WHAT IS NEEDED.
Copy out the listing that follows, exactly, without its pictures.

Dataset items
★ ★ ★

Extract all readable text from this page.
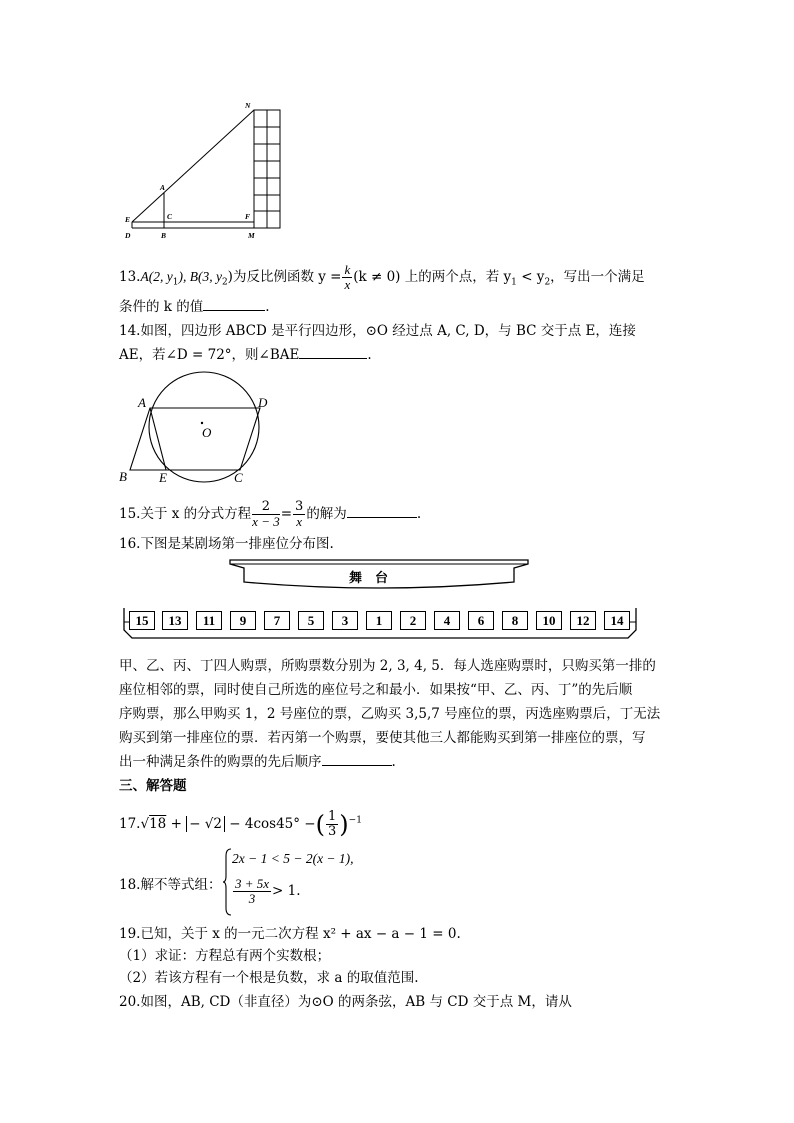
N
A
E	C	F
D	B	M
13.A(2, $y_1$), B(3, $y_2$)为反比例函数 $y = \frac{k}{x} (k \ne 0)$ 上的两个点，若 $y_1 < y_2$，写出一个满足
条件的 k 的值	.
14.如图，四边形 ABCD 是平行四边形，⊙O 经过点 A, C, D，与 BC 交于点 E，连接
AE，若∠D = 72°，则∠BAE	.
A	D
O
B E	C
15.关于 x 的分式方程 $\frac{2}{x - 3} = \frac{3}{x}$ 的解为	.
16.下图是某剧场第一排座位分布图.
舞　台
15	13	11	9	7	5	3	1	2	4	6	8	10	12	14
甲、乙、丙、丁四人购票，所购票数分别为 2, 3, 4, 5．每人选座购票时，只购买第一排的
座位相邻的票，同时使自己所选的座位号之和最小．如果按“甲、乙、丙、丁”的先后顺
序购票，那么甲购买 1，2 号座位的票，乙购买 3,5,7 号座位的票，丙选座购票后，丁无法
购买到第一排座位的票．若丙第一个购票，要使其他三人都能购买到第一排座位的票，写
出一种满足条件的购票的先后顺序	.
三、解答题
17.√18 + − √2 − 4cos45° −( $\frac{1}{3} )^{-1}$
18.解不等式组：
2x − 1 < 5 − 2(x − 1),
$\frac{3 + 5x}{3} > 1$.
19.已知，关于 x 的一元二次方程 x² + ax − a − 1 = 0.
（1）求证：方程总有两个实数根；
（2）若该方程有一个根是负数，求 a 的取值范围.
20.如图，AB, CD（非直径）为⊙O 的两条弦，AB 与 CD 交于点 M，请从
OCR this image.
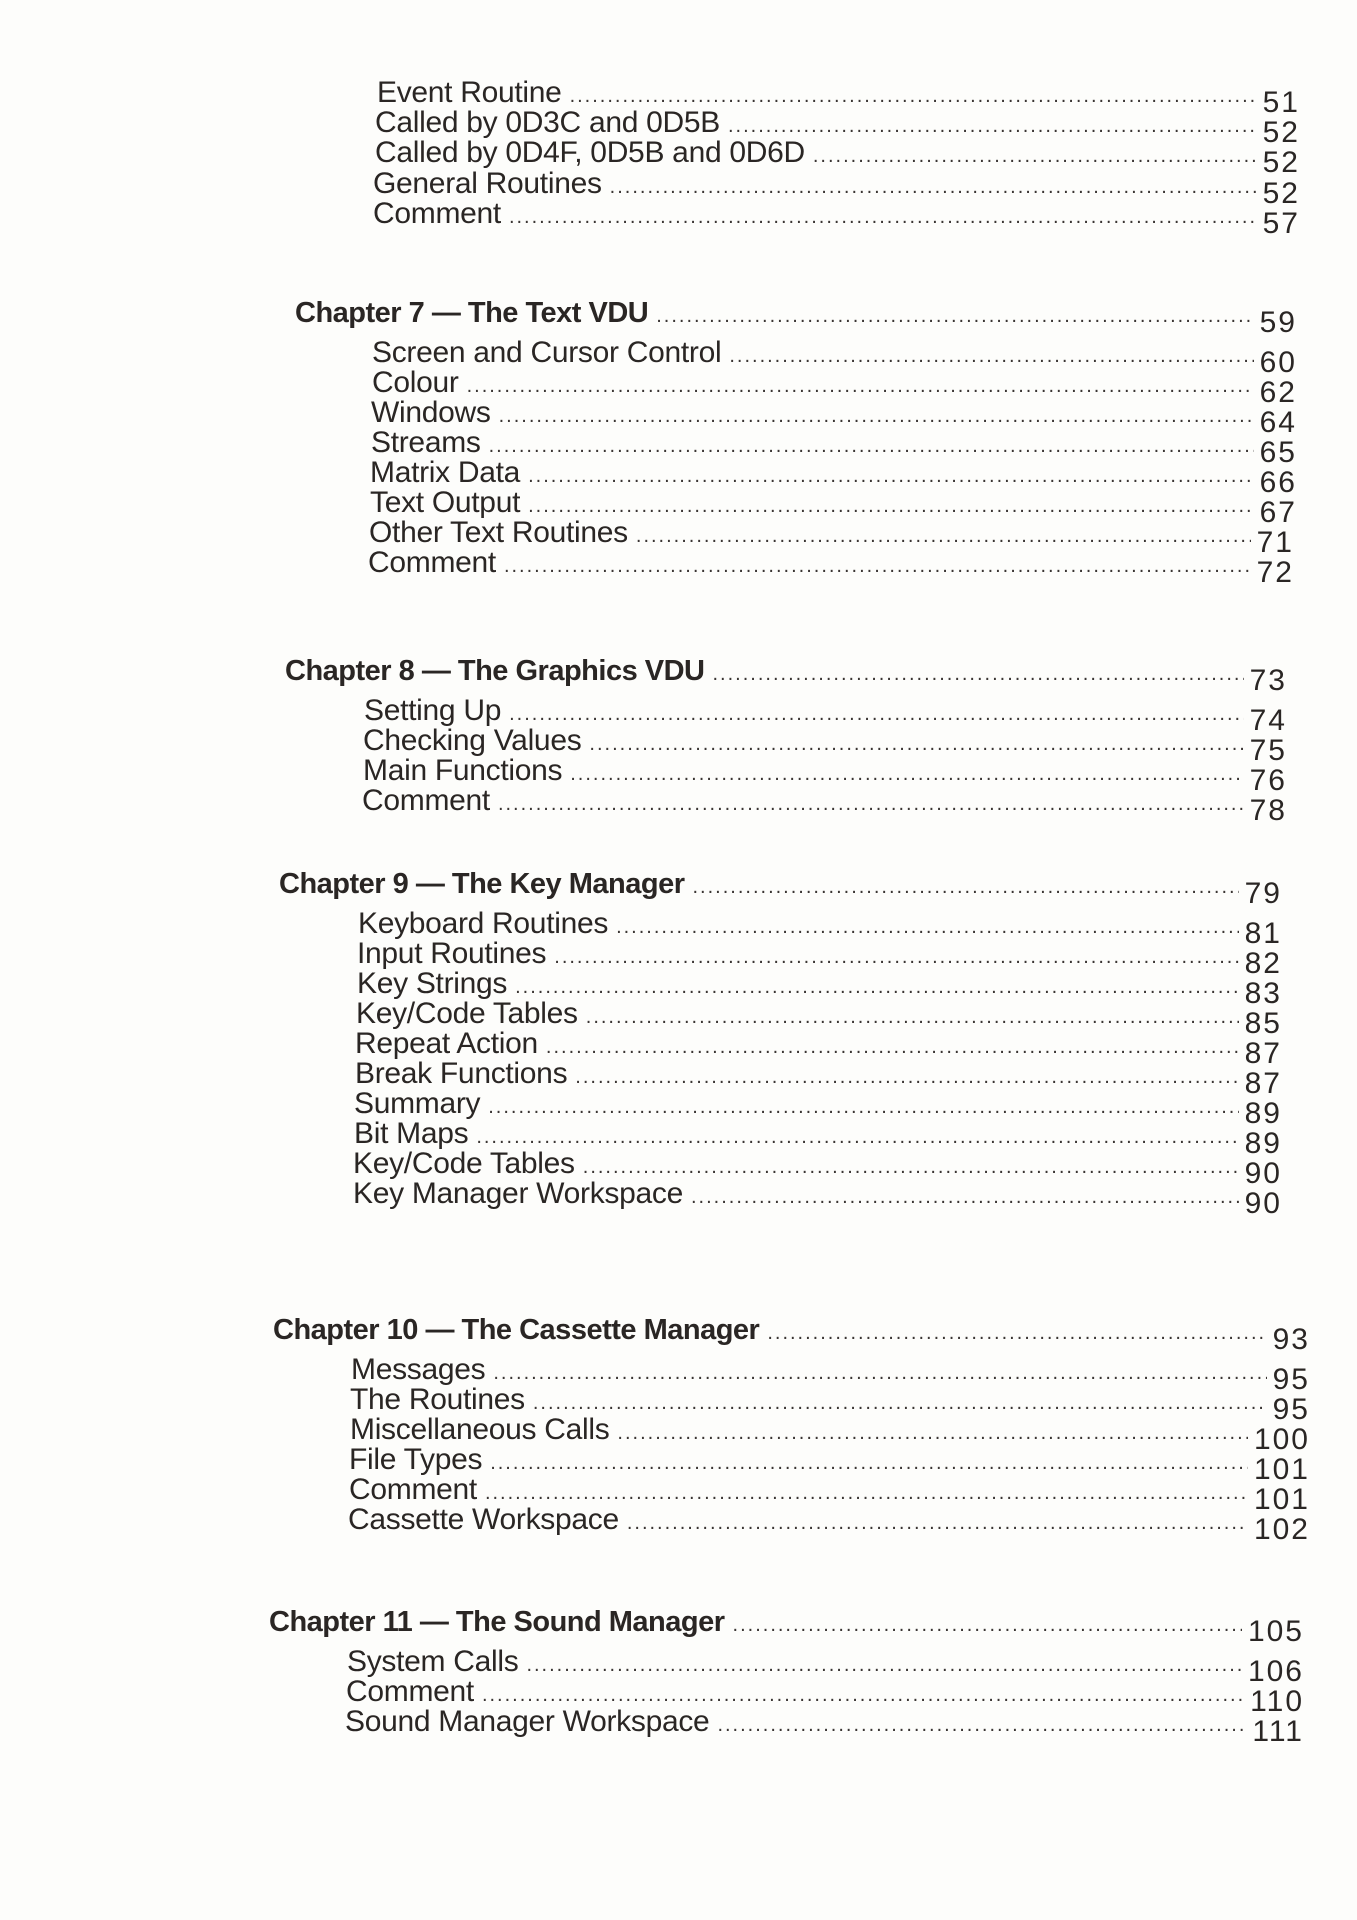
Event Routine .....	51
Called by 0D3C and 0D5B .....	52
Called by 0D4F, 0D5B and 0D6D .....	52
General Routines .....	52
Comment .....	57
Chapter 7 — The Text VDU .....	59
Screen and Cursor Control .....	60
Colour .....	62
Windows .....	64
Streams .....	65
Matrix Data .....	66
Text Output .....	67
Other Text Routines .....	71
Comment .....	72
Chapter 8 — The Graphics VDU .....	73
Setting Up .....	74
Checking Values .....	75
Main Functions .....	76
Comment .....	78
Chapter 9 — The Key Manager .....	79
Keyboard Routines .....	81
Input Routines .....	82
Key Strings .....	83
Key/Code Tables .....	85
Repeat Action .....	87
Break Functions .....	87
Summary .....	89
Bit Maps .....	89
Key/Code Tables .....	90
Key Manager Workspace .....	90
Chapter 10 — The Cassette Manager .....	93
Messages .....	95
The Routines .....	95
Miscellaneous Calls .....	100
File Types .....	101
Comment .....	101
Cassette Workspace .....	102
Chapter 11 — The Sound Manager .....	105
System Calls .....	106
Comment .....	110
Sound Manager Workspace .....	111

★ ★ ★

FINAL RESULT.
Extract all readable text from this page.
N
A
E	C	F
D	B	M
13.A(2, $y_1$), B(3, $y_2$)为反比例函数 $y = \frac{k}{x} (k \ne 0)$ 上的两个点，若 $y_1 < y_2$，写出一个满足
条件的 k 的值	.
14.如图，四边形 ABCD 是平行四边形，⊙O 经过点 A, C, D，与 BC 交于点 E，连接
AE，若∠D = 72°，则∠BAE	.
A	D
O
B E	C
15.关于 x 的分式方程 $\frac{2}{x - 3} = \frac{3}{x}$ 的解为	.
16.下图是某剧场第一排座位分布图.
舞　台
15	13	11	9	7	5	3	1	2	4	6	8	10	12	14
甲、乙、丙、丁四人购票，所购票数分别为 2, 3, 4, 5．每人选座购票时，只购买第一排的
座位相邻的票，同时使自己所选的座位号之和最小．如果按“甲、乙、丙、丁”的先后顺
序购票，那么甲购买 1，2 号座位的票，乙购买 3,5,7 号座位的票，丙选座购票后，丁无法
购买到第一排座位的票．若丙第一个购票，要使其他三人都能购买到第一排座位的票，写
出一种满足条件的购票的先后顺序	.
三、解答题
17.√18 + − √2 − 4cos45° −( $\frac{1}{3} )^{-1}$
18.解不等式组：
2x − 1 < 5 − 2(x − 1),
$\frac{3 + 5x}{3} > 1$.
19.已知，关于 x 的一元二次方程 x² + ax − a − 1 = 0.
（1）求证：方程总有两个实数根；
（2）若该方程有一个根是负数，求 a 的取值范围.
20.如图，AB, CD（非直径）为⊙O 的两条弦，AB 与 CD 交于点 M，请从
OCR this image.
Event Routine .....	51
Called by 0D3C and 0D5B .....	52
Called by 0D4F, 0D5B and 0D6D .....	52
General Routines .....	52
Comment .....	57
Chapter 7 — The Text VDU .....	59
Screen and Cursor Control .....	60
Colour .....	62
Windows .....	64
Streams .....	65
Matrix Data .....	66
Text Output .....	67
Other Text Routines .....	71
Comment .....	72
Chapter 8 — The Graphics VDU .....	73
Setting Up .....	74
Checking Values .....	75
Main Functions .....	76
Comment .....	78
Chapter 9 — The Key Manager .....	79
Keyboard Routines .....	81
Input Routines .....	82
Key Strings .....	83
Key/Code Tables .....	85
Repeat Action .....	87
Break Functions .....	87
Summary .....	89
Bit Maps .....	89
Key/Code Tables .....	90
Key Manager Workspace .....	90
Chapter 10 — The Cassette Manager .....	93
Messages .....	95
The Routines .....	95
Miscellaneous Calls .....	100
File Types .....	101
Comment .....	101
Cassette Workspace .....	102
Chapter 11 — The Sound Manager .....	105
System Calls .....	106
Comment .....	110
Sound Manager Workspace .....	111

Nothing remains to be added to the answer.